■ TASK GOAL ■
Scan the material and copy every line in which "shown" appears.

□ □ □

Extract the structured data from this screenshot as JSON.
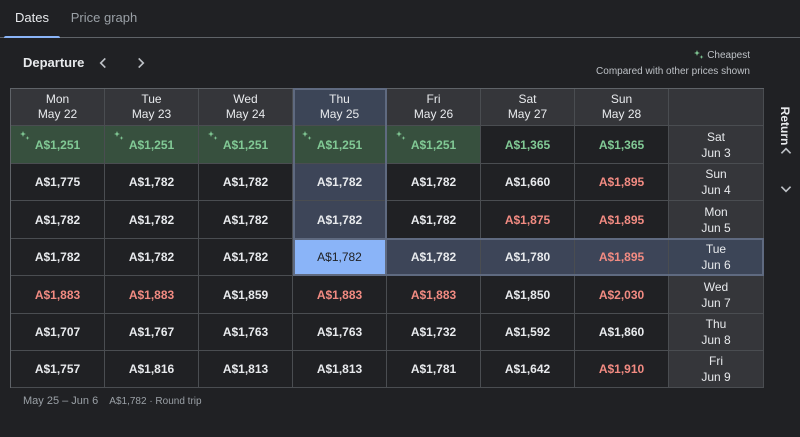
{
  "tabs": [
    {
      "label": "Dates"
    },
    {
      "label": "Price graph"
    }
  ],
  "departure": {
    "label": "Departure"
  },
  "legend": {
    "cheapest": "Cheapest",
    "note": "Compared with other prices shown"
  },
  "return_label": "Return",
  "columns": [
    {
      "dow": "Mon",
      "date": "May 22"
    },
    {
      "dow": "Tue",
      "date": "May 23"
    },
    {
      "dow": "Wed",
      "date": "May 24"
    },
    {
      "dow": "Thu",
      "date": "May 25"
    },
    {
      "dow": "Fri",
      "date": "May 26"
    },
    {
      "dow": "Sat",
      "date": "May 27"
    },
    {
      "dow": "Sun",
      "date": "May 28"
    }
  ],
  "rows": [
    {
      "dow": "Sat",
      "date": "Jun 3",
      "prices": [
        {
          "v": "A$1,251",
          "t": "cheap",
          "spark": true
        },
        {
          "v": "A$1,251",
          "t": "cheap",
          "spark": true
        },
        {
          "v": "A$1,251",
          "t": "cheap",
          "spark": true
        },
        {
          "v": "A$1,251",
          "t": "cheap",
          "spark": true
        },
        {
          "v": "A$1,251",
          "t": "cheap",
          "spark": true
        },
        {
          "v": "A$1,365",
          "t": "cheap-text"
        },
        {
          "v": "A$1,365",
          "t": "cheap-text"
        }
      ]
    },
    {
      "dow": "Sun",
      "date": "Jun 4",
      "prices": [
        {
          "v": "A$1,775",
          "t": "normal"
        },
        {
          "v": "A$1,782",
          "t": "normal"
        },
        {
          "v": "A$1,782",
          "t": "normal"
        },
        {
          "v": "A$1,782",
          "t": "normal"
        },
        {
          "v": "A$1,782",
          "t": "normal"
        },
        {
          "v": "A$1,660",
          "t": "normal"
        },
        {
          "v": "A$1,895",
          "t": "high"
        }
      ]
    },
    {
      "dow": "Mon",
      "date": "Jun 5",
      "prices": [
        {
          "v": "A$1,782",
          "t": "normal"
        },
        {
          "v": "A$1,782",
          "t": "normal"
        },
        {
          "v": "A$1,782",
          "t": "normal"
        },
        {
          "v": "A$1,782",
          "t": "normal"
        },
        {
          "v": "A$1,782",
          "t": "normal"
        },
        {
          "v": "A$1,875",
          "t": "high"
        },
        {
          "v": "A$1,895",
          "t": "high"
        }
      ]
    },
    {
      "dow": "Tue",
      "date": "Jun 6",
      "prices": [
        {
          "v": "A$1,782",
          "t": "normal"
        },
        {
          "v": "A$1,782",
          "t": "normal"
        },
        {
          "v": "A$1,782",
          "t": "normal"
        },
        {
          "v": "A$1,782",
          "t": "selected"
        },
        {
          "v": "A$1,782",
          "t": "normal"
        },
        {
          "v": "A$1,780",
          "t": "normal"
        },
        {
          "v": "A$1,895",
          "t": "high"
        }
      ]
    },
    {
      "dow": "Wed",
      "date": "Jun 7",
      "prices": [
        {
          "v": "A$1,883",
          "t": "high"
        },
        {
          "v": "A$1,883",
          "t": "high"
        },
        {
          "v": "A$1,859",
          "t": "normal"
        },
        {
          "v": "A$1,883",
          "t": "high"
        },
        {
          "v": "A$1,883",
          "t": "high"
        },
        {
          "v": "A$1,850",
          "t": "normal"
        },
        {
          "v": "A$2,030",
          "t": "high"
        }
      ]
    },
    {
      "dow": "Thu",
      "date": "Jun 8",
      "prices": [
        {
          "v": "A$1,707",
          "t": "normal"
        },
        {
          "v": "A$1,767",
          "t": "normal"
        },
        {
          "v": "A$1,763",
          "t": "normal"
        },
        {
          "v": "A$1,763",
          "t": "normal"
        },
        {
          "v": "A$1,732",
          "t": "normal"
        },
        {
          "v": "A$1,592",
          "t": "normal"
        },
        {
          "v": "A$1,860",
          "t": "normal"
        }
      ]
    },
    {
      "dow": "Fri",
      "date": "Jun 9",
      "prices": [
        {
          "v": "A$1,757",
          "t": "normal"
        },
        {
          "v": "A$1,816",
          "t": "normal"
        },
        {
          "v": "A$1,813",
          "t": "normal"
        },
        {
          "v": "A$1,813",
          "t": "normal"
        },
        {
          "v": "A$1,781",
          "t": "normal"
        },
        {
          "v": "A$1,642",
          "t": "normal"
        },
        {
          "v": "A$1,910",
          "t": "high"
        }
      ]
    }
  ],
  "selection": {
    "col": 3,
    "row": 3
  },
  "footer": {
    "range": "May 25 – Jun 6",
    "detail": "A$1,782 · Round trip"
  },
  "colors": {
    "cheap": "#81c995",
    "high": "#f28b82",
    "selected": "#8ab4f8"
  }
}
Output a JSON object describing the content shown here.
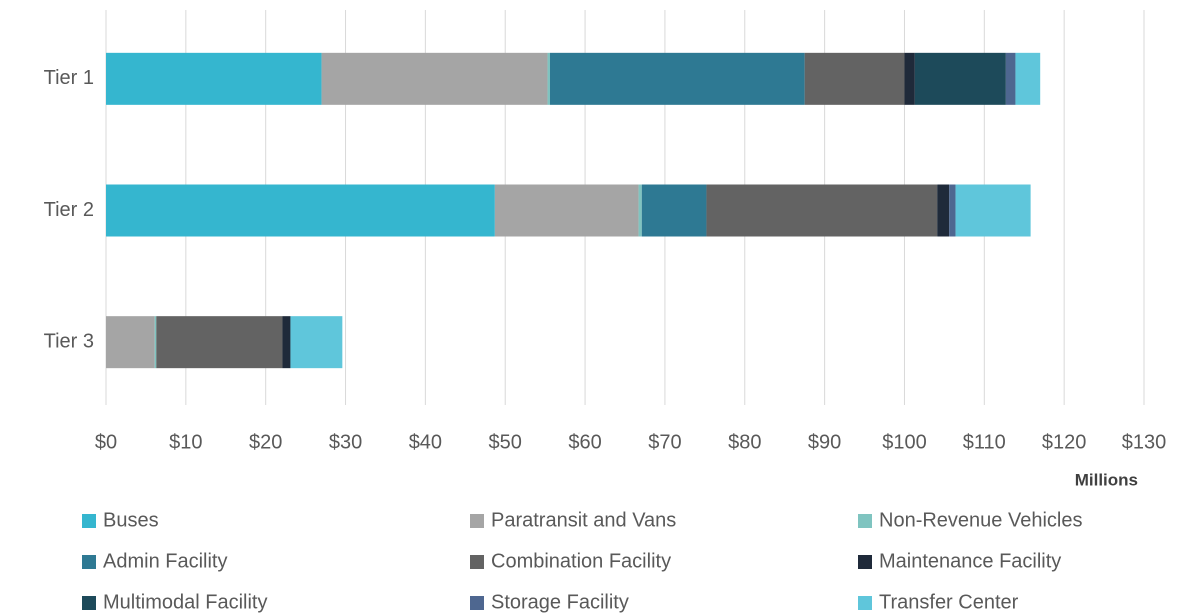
{
  "chart_data": {
    "type": "stacked_barh",
    "categories": [
      "Tier 1",
      "Tier 2",
      "Tier 3"
    ],
    "x_axis_label": "Millions",
    "series": [
      {
        "name": "Buses",
        "color": "#35b6cf",
        "values": [
          27,
          48.7,
          0
        ]
      },
      {
        "name": "Paratransit and Vans",
        "color": "#a5a5a5",
        "values": [
          28.3,
          18,
          6.1
        ]
      },
      {
        "name": "Non-Revenue Vehicles",
        "color": "#7fc4c0",
        "values": [
          0.3,
          0.4,
          0.2
        ]
      },
      {
        "name": "Admin Facility",
        "color": "#2e7993",
        "values": [
          31.9,
          8.1,
          0
        ]
      },
      {
        "name": "Combination Facility",
        "color": "#636363",
        "values": [
          12.5,
          28.9,
          15.8
        ]
      },
      {
        "name": "Maintenance Facility",
        "color": "#1f2a3a",
        "values": [
          1.3,
          1.5,
          1
        ]
      },
      {
        "name": "Multimodal Facility",
        "color": "#1d4a5a",
        "values": [
          11.4,
          0,
          0
        ]
      },
      {
        "name": "Storage Facility",
        "color": "#4e6790",
        "values": [
          1.2,
          0.8,
          0
        ]
      },
      {
        "name": "Transfer Center",
        "color": "#5fc6db",
        "values": [
          3.1,
          9.4,
          6.5
        ]
      }
    ],
    "xlim": [
      0,
      130
    ],
    "xticks": [
      {
        "value": 0,
        "label": "$0"
      },
      {
        "value": 10,
        "label": "$10"
      },
      {
        "value": 20,
        "label": "$20"
      },
      {
        "value": 30,
        "label": "$30"
      },
      {
        "value": 40,
        "label": "$40"
      },
      {
        "value": 50,
        "label": "$50"
      },
      {
        "value": 60,
        "label": "$60"
      },
      {
        "value": 70,
        "label": "$70"
      },
      {
        "value": 80,
        "label": "$80"
      },
      {
        "value": 90,
        "label": "$90"
      },
      {
        "value": 100,
        "label": "$100"
      },
      {
        "value": 110,
        "label": "$110"
      },
      {
        "value": 120,
        "label": "$120"
      },
      {
        "value": 130,
        "label": "$130"
      }
    ],
    "grid": true,
    "legend": "bottom"
  }
}
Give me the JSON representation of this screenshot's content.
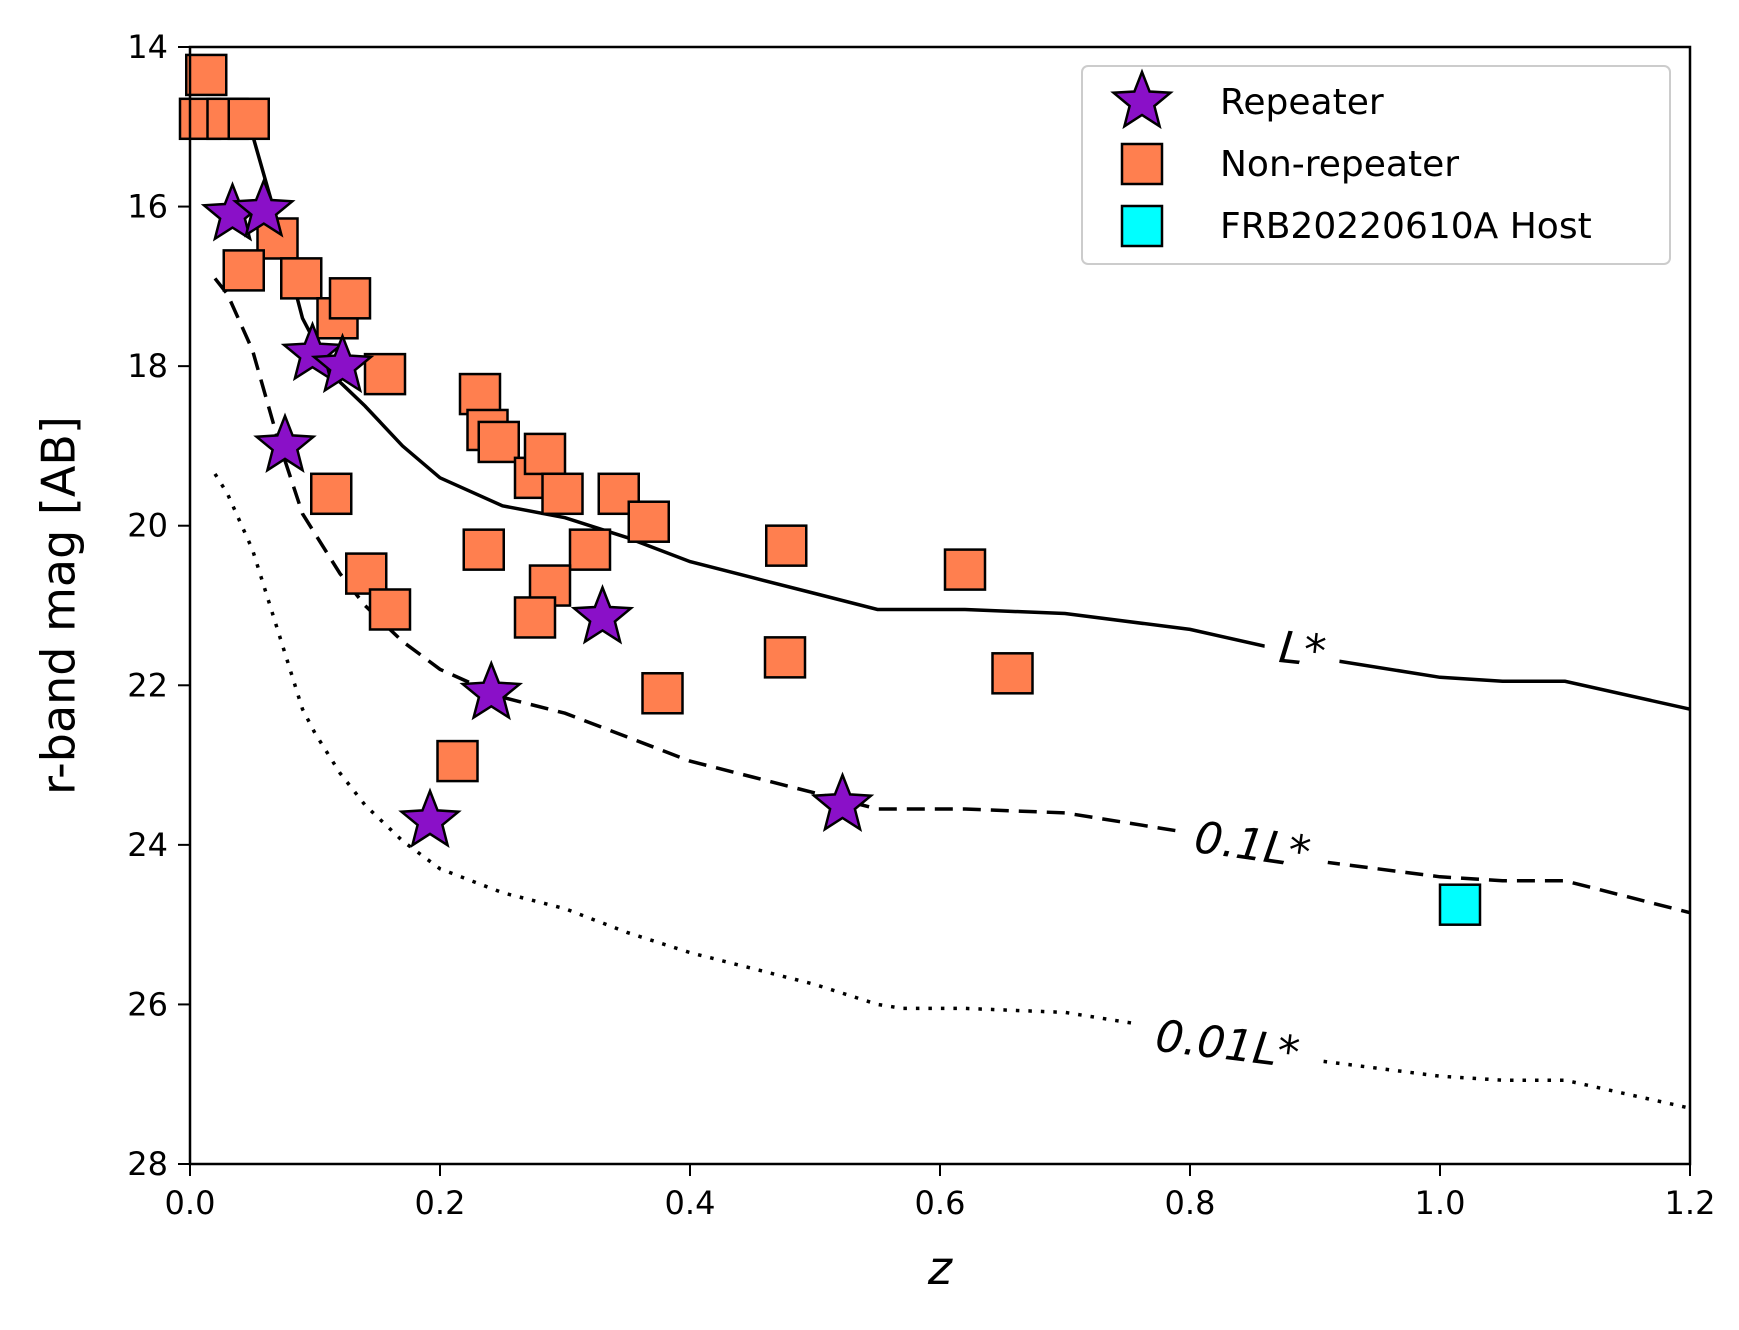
{
  "chart_data": {
    "type": "scatter",
    "title": "",
    "xlabel": "z",
    "ylabel": "r-band mag [AB]",
    "xlim": [
      0.0,
      1.2
    ],
    "ylim": [
      28,
      14
    ],
    "y_inverted": true,
    "x_ticks": [
      "0.0",
      "0.2",
      "0.4",
      "0.6",
      "0.8",
      "1.0",
      "1.2"
    ],
    "y_ticks": [
      "14",
      "16",
      "18",
      "20",
      "22",
      "24",
      "26",
      "28"
    ],
    "grid": false,
    "legend_position": "top-right",
    "colors": {
      "repeater": "#8a10c8",
      "non_repeater": "#ff7f4f",
      "host": "#00ffff",
      "edge": "#000000"
    },
    "series": [
      {
        "name": "Repeater",
        "marker": "star",
        "points": [
          {
            "x": 0.034,
            "y": 16.1
          },
          {
            "x": 0.059,
            "y": 16.05
          },
          {
            "x": 0.098,
            "y": 17.85
          },
          {
            "x": 0.122,
            "y": 18.0
          },
          {
            "x": 0.076,
            "y": 19.0
          },
          {
            "x": 0.241,
            "y": 22.1
          },
          {
            "x": 0.192,
            "y": 23.7
          },
          {
            "x": 0.33,
            "y": 21.15
          },
          {
            "x": 0.522,
            "y": 23.5
          }
        ]
      },
      {
        "name": "Non-repeater",
        "marker": "square",
        "points": [
          {
            "x": 0.013,
            "y": 14.35
          },
          {
            "x": 0.008,
            "y": 14.9
          },
          {
            "x": 0.03,
            "y": 14.9
          },
          {
            "x": 0.047,
            "y": 14.9
          },
          {
            "x": 0.07,
            "y": 16.4
          },
          {
            "x": 0.043,
            "y": 16.8
          },
          {
            "x": 0.089,
            "y": 16.9
          },
          {
            "x": 0.118,
            "y": 17.4
          },
          {
            "x": 0.128,
            "y": 17.15
          },
          {
            "x": 0.156,
            "y": 18.1
          },
          {
            "x": 0.232,
            "y": 18.35
          },
          {
            "x": 0.238,
            "y": 18.8
          },
          {
            "x": 0.247,
            "y": 18.95
          },
          {
            "x": 0.276,
            "y": 19.4
          },
          {
            "x": 0.284,
            "y": 19.1
          },
          {
            "x": 0.298,
            "y": 19.6
          },
          {
            "x": 0.343,
            "y": 19.6
          },
          {
            "x": 0.367,
            "y": 19.95
          },
          {
            "x": 0.113,
            "y": 19.6
          },
          {
            "x": 0.235,
            "y": 20.3
          },
          {
            "x": 0.32,
            "y": 20.3
          },
          {
            "x": 0.288,
            "y": 20.75
          },
          {
            "x": 0.276,
            "y": 21.15
          },
          {
            "x": 0.141,
            "y": 20.6
          },
          {
            "x": 0.16,
            "y": 21.05
          },
          {
            "x": 0.378,
            "y": 22.1
          },
          {
            "x": 0.477,
            "y": 20.25
          },
          {
            "x": 0.476,
            "y": 21.65
          },
          {
            "x": 0.62,
            "y": 20.55
          },
          {
            "x": 0.658,
            "y": 21.85
          },
          {
            "x": 0.214,
            "y": 22.95
          }
        ]
      },
      {
        "name": "FRB20220610A Host",
        "marker": "square",
        "points": [
          {
            "x": 1.016,
            "y": 24.75
          }
        ]
      }
    ],
    "curves": [
      {
        "name": "L*",
        "style": "solid",
        "x": [
          0.02,
          0.03,
          0.05,
          0.07,
          0.09,
          0.1,
          0.12,
          0.14,
          0.17,
          0.2,
          0.25,
          0.3,
          0.35,
          0.4,
          0.45,
          0.5,
          0.55,
          0.57,
          0.62,
          0.7,
          0.8,
          0.9,
          1.0,
          1.05,
          1.1,
          1.2
        ],
        "y": [
          14.7,
          14.8,
          15.1,
          16.2,
          17.4,
          17.7,
          18.2,
          18.5,
          19.0,
          19.4,
          19.75,
          19.9,
          20.15,
          20.45,
          20.65,
          20.85,
          21.05,
          21.05,
          21.05,
          21.1,
          21.3,
          21.65,
          21.9,
          21.95,
          21.95,
          22.3
        ]
      },
      {
        "name": "0.1L*",
        "style": "dashed",
        "x": [
          0.02,
          0.03,
          0.05,
          0.07,
          0.09,
          0.1,
          0.12,
          0.14,
          0.17,
          0.2,
          0.25,
          0.3,
          0.35,
          0.4,
          0.45,
          0.5,
          0.55,
          0.57,
          0.62,
          0.7,
          0.8,
          0.9,
          1.0,
          1.05,
          1.1,
          1.2
        ],
        "y": [
          16.9,
          17.1,
          17.8,
          18.9,
          19.85,
          20.1,
          20.6,
          21.0,
          21.45,
          21.8,
          22.15,
          22.35,
          22.65,
          22.95,
          23.15,
          23.35,
          23.55,
          23.55,
          23.55,
          23.6,
          23.85,
          24.2,
          24.4,
          24.45,
          24.45,
          24.85
        ]
      },
      {
        "name": "0.01L*",
        "style": "dotted",
        "x": [
          0.02,
          0.03,
          0.05,
          0.07,
          0.09,
          0.1,
          0.12,
          0.14,
          0.17,
          0.2,
          0.25,
          0.3,
          0.35,
          0.4,
          0.45,
          0.5,
          0.55,
          0.57,
          0.62,
          0.7,
          0.8,
          0.9,
          1.0,
          1.05,
          1.1,
          1.2
        ],
        "y": [
          19.35,
          19.6,
          20.3,
          21.3,
          22.3,
          22.6,
          23.1,
          23.5,
          23.95,
          24.3,
          24.6,
          24.8,
          25.1,
          25.35,
          25.55,
          25.75,
          26.0,
          26.05,
          26.05,
          26.1,
          26.35,
          26.7,
          26.9,
          26.95,
          26.95,
          27.3
        ]
      }
    ],
    "curve_labels": [
      {
        "text": "L*",
        "x": 0.89,
        "y": 21.55,
        "rotation": 6
      },
      {
        "text": "0.1L*",
        "x": 0.85,
        "y": 24.0,
        "rotation": 8
      },
      {
        "text": "0.01L*",
        "x": 0.83,
        "y": 26.5,
        "rotation": 7
      }
    ],
    "legend": [
      "Repeater",
      "Non-repeater",
      "FRB20220610A Host"
    ]
  }
}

□ □ □

■ TASK OUTPUT ■
    "note": "Compared with other prices shown"
Output a JSON object describing the content shown here.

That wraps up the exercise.